Reproduce every line of the records below word for word, omitting the pictures.

[Annotated element entries]
------------
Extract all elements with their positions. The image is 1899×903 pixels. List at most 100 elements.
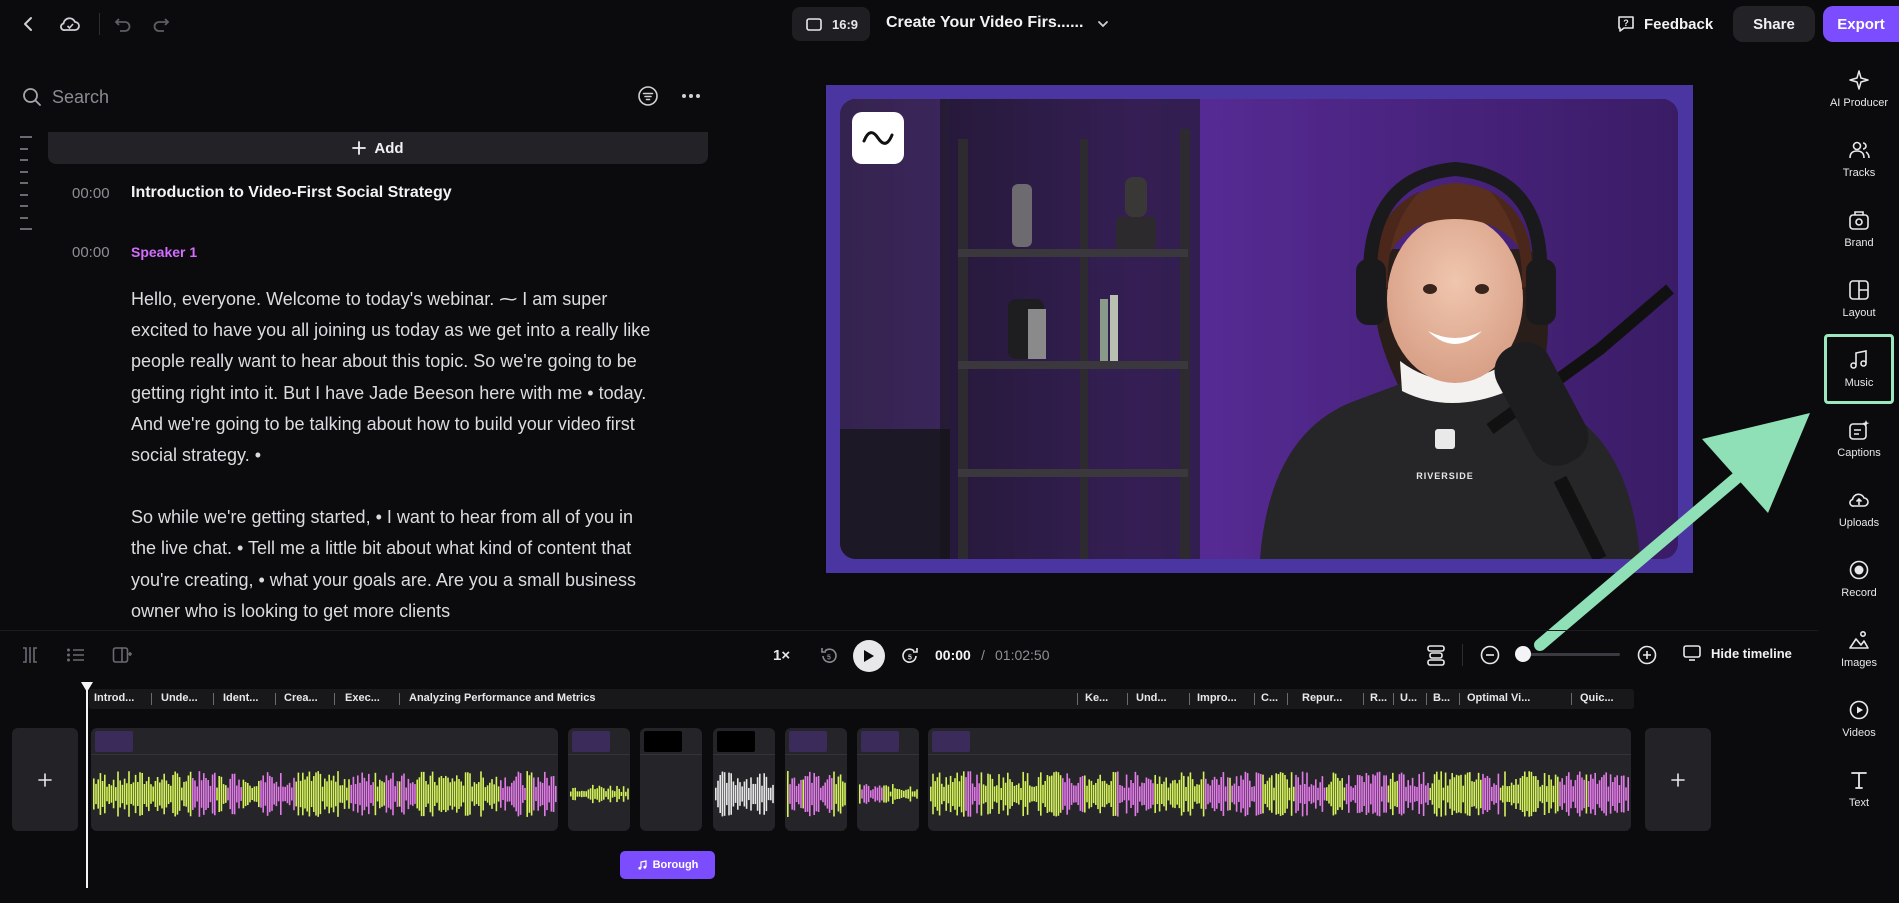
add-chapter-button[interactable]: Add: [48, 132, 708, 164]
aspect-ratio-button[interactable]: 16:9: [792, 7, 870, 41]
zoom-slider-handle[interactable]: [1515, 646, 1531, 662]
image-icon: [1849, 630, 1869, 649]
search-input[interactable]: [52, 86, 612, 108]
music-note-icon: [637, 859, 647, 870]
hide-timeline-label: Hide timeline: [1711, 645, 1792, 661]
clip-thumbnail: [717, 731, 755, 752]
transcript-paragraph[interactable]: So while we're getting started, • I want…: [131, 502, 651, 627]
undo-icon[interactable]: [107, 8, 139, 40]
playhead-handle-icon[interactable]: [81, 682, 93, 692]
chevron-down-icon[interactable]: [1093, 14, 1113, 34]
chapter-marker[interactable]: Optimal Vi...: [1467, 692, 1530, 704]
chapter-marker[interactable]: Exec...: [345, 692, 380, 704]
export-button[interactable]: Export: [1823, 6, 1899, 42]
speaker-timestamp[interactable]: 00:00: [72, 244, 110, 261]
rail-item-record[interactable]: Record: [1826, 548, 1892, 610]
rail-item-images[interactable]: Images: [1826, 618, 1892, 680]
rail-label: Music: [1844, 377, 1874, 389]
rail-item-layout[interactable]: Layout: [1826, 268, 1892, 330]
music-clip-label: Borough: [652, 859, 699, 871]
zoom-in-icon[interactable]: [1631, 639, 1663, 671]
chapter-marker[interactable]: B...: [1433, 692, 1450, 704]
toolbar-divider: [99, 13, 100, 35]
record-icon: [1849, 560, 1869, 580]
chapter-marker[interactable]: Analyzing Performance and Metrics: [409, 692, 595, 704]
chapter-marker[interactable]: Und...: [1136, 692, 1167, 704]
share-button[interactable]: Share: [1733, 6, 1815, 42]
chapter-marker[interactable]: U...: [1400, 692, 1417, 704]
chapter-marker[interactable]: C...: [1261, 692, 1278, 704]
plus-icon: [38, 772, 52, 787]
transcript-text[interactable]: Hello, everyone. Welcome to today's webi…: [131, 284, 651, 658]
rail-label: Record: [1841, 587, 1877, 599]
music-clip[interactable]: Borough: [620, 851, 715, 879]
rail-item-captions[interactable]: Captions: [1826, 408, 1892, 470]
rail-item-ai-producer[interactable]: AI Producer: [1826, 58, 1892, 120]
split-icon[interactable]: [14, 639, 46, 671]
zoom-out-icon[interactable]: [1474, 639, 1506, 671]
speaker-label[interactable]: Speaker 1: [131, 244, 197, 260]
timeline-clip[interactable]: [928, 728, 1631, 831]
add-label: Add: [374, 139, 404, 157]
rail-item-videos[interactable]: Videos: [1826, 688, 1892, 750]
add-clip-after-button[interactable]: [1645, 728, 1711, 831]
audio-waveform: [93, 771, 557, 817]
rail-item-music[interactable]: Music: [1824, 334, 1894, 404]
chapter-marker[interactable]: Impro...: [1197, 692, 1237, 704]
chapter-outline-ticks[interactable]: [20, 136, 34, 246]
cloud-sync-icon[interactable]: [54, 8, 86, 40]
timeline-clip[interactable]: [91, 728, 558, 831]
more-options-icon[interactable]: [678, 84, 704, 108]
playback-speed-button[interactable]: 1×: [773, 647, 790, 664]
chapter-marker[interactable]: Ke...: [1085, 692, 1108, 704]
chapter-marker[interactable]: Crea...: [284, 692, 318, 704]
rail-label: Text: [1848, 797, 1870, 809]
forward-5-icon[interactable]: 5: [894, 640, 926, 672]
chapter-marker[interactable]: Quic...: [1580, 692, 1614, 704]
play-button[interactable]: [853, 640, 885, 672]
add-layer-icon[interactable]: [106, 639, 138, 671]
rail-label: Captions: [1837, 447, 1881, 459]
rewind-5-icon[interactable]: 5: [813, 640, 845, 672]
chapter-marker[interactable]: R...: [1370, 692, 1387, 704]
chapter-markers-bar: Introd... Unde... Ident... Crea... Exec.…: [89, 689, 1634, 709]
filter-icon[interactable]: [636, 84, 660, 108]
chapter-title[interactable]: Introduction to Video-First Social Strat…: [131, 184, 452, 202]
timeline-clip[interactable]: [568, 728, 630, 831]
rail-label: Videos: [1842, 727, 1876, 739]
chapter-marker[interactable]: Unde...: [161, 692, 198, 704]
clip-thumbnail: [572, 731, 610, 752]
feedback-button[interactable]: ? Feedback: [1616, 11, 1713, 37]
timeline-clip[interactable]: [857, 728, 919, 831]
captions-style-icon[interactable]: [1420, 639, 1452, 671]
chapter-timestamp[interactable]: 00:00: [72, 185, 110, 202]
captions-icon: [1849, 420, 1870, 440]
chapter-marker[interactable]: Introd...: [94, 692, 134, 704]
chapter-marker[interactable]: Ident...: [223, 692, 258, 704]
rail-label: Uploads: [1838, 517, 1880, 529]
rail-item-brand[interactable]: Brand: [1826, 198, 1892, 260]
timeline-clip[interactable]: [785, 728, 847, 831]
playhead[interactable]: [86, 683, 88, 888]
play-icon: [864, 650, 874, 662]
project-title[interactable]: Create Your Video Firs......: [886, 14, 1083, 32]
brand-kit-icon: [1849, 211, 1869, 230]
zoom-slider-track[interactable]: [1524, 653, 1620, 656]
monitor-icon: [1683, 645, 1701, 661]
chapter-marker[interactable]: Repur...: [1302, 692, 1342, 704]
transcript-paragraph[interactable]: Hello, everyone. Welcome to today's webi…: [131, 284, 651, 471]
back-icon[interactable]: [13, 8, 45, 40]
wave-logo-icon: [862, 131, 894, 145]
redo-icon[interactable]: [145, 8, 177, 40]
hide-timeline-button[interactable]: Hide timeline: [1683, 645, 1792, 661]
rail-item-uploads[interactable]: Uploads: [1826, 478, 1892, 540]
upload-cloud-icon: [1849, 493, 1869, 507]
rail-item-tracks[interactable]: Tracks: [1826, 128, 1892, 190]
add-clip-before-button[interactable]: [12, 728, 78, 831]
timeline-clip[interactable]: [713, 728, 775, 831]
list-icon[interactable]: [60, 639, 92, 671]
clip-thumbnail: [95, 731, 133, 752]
------------
-- OUTPUT BELOW --
Extract all elements with their positions. The image is 1899×903 pixels. List at most 100 elements.
add-chapter-button[interactable]: Add: [48, 132, 708, 164]
aspect-ratio-button[interactable]: 16:9: [792, 7, 870, 41]
zoom-slider-handle[interactable]: [1515, 646, 1531, 662]
image-icon: [1849, 630, 1869, 649]
search-input[interactable]: [52, 86, 612, 108]
music-note-icon: [637, 859, 647, 870]
hide-timeline-label: Hide timeline: [1711, 645, 1792, 661]
clip-thumbnail: [717, 731, 755, 752]
transcript-paragraph[interactable]: So while we're getting started, • I want…: [131, 502, 651, 627]
undo-icon[interactable]: [107, 8, 139, 40]
playhead-handle-icon[interactable]: [81, 682, 93, 692]
chevron-down-icon[interactable]: [1093, 14, 1113, 34]
chapter-marker[interactable]: Optimal Vi...: [1467, 692, 1530, 704]
chapter-marker[interactable]: Exec...: [345, 692, 380, 704]
export-button[interactable]: Export: [1823, 6, 1899, 42]
speaker-timestamp[interactable]: 00:00: [72, 244, 110, 261]
rail-item-record[interactable]: Record: [1826, 548, 1892, 610]
rail-item-images[interactable]: Images: [1826, 618, 1892, 680]
rail-label: Music: [1844, 377, 1874, 389]
rail-item-layout[interactable]: Layout: [1826, 268, 1892, 330]
music-clip-label: Borough: [652, 859, 699, 871]
zoom-in-icon[interactable]: [1631, 639, 1663, 671]
chapter-marker[interactable]: B...: [1433, 692, 1450, 704]
toolbar-divider: [99, 13, 100, 35]
record-icon: [1849, 560, 1869, 580]
chapter-marker[interactable]: Analyzing Performance and Metrics: [409, 692, 595, 704]
chapter-marker[interactable]: Und...: [1136, 692, 1167, 704]
share-button[interactable]: Share: [1733, 6, 1815, 42]
chapter-marker[interactable]: U...: [1400, 692, 1417, 704]
chapter-marker[interactable]: C...: [1261, 692, 1278, 704]
plus-icon: [38, 772, 52, 787]
transcript-text[interactable]: Hello, everyone. Welcome to today's webi…: [131, 284, 651, 658]
rail-label: Record: [1841, 587, 1877, 599]
music-clip[interactable]: Borough: [620, 851, 715, 879]
rail-item-captions[interactable]: Captions: [1826, 408, 1892, 470]
rail-item-ai-producer[interactable]: AI Producer: [1826, 58, 1892, 120]
split-icon[interactable]: [14, 639, 46, 671]
zoom-out-icon[interactable]: [1474, 639, 1506, 671]
speaker-label[interactable]: Speaker 1: [131, 244, 197, 260]
timeline-clip[interactable]: [928, 728, 1631, 831]
add-label: Add: [374, 139, 404, 157]
rail-item-videos[interactable]: Videos: [1826, 688, 1892, 750]
add-clip-after-button[interactable]: [1645, 728, 1711, 831]
audio-waveform: [93, 771, 557, 817]
rail-item-music[interactable]: Music: [1824, 334, 1894, 404]
chapter-marker[interactable]: Impro...: [1197, 692, 1237, 704]
chapter-outline-ticks[interactable]: [20, 136, 34, 246]
cloud-sync-icon[interactable]: [54, 8, 86, 40]
timeline-clip[interactable]: [91, 728, 558, 831]
more-options-icon[interactable]: [678, 84, 704, 108]
playback-speed-button[interactable]: 1×: [773, 647, 790, 664]
chapter-marker[interactable]: Ke...: [1085, 692, 1108, 704]
chapter-marker[interactable]: Crea...: [284, 692, 318, 704]
rail-label: Text: [1848, 797, 1870, 809]
forward-5-icon[interactable]: 5: [894, 640, 926, 672]
chapter-marker[interactable]: Quic...: [1580, 692, 1614, 704]
play-button[interactable]: [853, 640, 885, 672]
add-layer-icon[interactable]: [106, 639, 138, 671]
rail-label: Captions: [1837, 447, 1881, 459]
rewind-5-icon[interactable]: 5: [813, 640, 845, 672]
chapter-marker[interactable]: R...: [1370, 692, 1387, 704]
chapter-markers-bar: Introd... Unde... Ident... Crea... Exec.…: [89, 689, 1634, 709]
filter-icon[interactable]: [636, 84, 660, 108]
chapter-title[interactable]: Introduction to Video-First Social Strat…: [131, 184, 452, 202]
timeline-clip[interactable]: [568, 728, 630, 831]
rail-label: Videos: [1842, 727, 1876, 739]
chapter-marker[interactable]: Unde...: [161, 692, 198, 704]
clip-thumbnail: [572, 731, 610, 752]
feedback-button[interactable]: ? Feedback: [1616, 11, 1713, 37]
timeline-clip[interactable]: [857, 728, 919, 831]
captions-style-icon[interactable]: [1420, 639, 1452, 671]
chapter-timestamp[interactable]: 00:00: [72, 185, 110, 202]
captions-icon: [1849, 420, 1870, 440]
chapter-marker[interactable]: Introd...: [94, 692, 134, 704]
chapter-marker[interactable]: Ident...: [223, 692, 258, 704]
rail-label: Uploads: [1838, 517, 1880, 529]
rail-item-brand[interactable]: Brand: [1826, 198, 1892, 260]
timeline-clip[interactable]: [785, 728, 847, 831]
playhead[interactable]: [86, 683, 88, 888]
play-icon: [864, 650, 874, 662]
project-title[interactable]: Create Your Video Firs......: [886, 14, 1083, 32]
brand-kit-icon: [1849, 211, 1869, 230]
zoom-slider-track[interactable]: [1524, 653, 1620, 656]
monitor-icon: [1683, 645, 1701, 661]
chapter-marker[interactable]: Repur...: [1302, 692, 1342, 704]
transcript-paragraph[interactable]: Hello, everyone. Welcome to today's webi…: [131, 284, 651, 471]
back-icon[interactable]: [13, 8, 45, 40]
wave-logo-icon: [862, 131, 894, 145]
redo-icon[interactable]: [145, 8, 177, 40]
hide-timeline-button[interactable]: Hide timeline: [1683, 645, 1792, 661]
rail-item-uploads[interactable]: Uploads: [1826, 478, 1892, 540]
upload-cloud-icon: [1849, 493, 1869, 507]
rail-item-tracks[interactable]: Tracks: [1826, 128, 1892, 190]
add-clip-before-button[interactable]: [12, 728, 78, 831]
timeline-clip[interactable]: [713, 728, 775, 831]
list-icon[interactable]: [60, 639, 92, 671]
clip-thumbnail: [95, 731, 133, 752]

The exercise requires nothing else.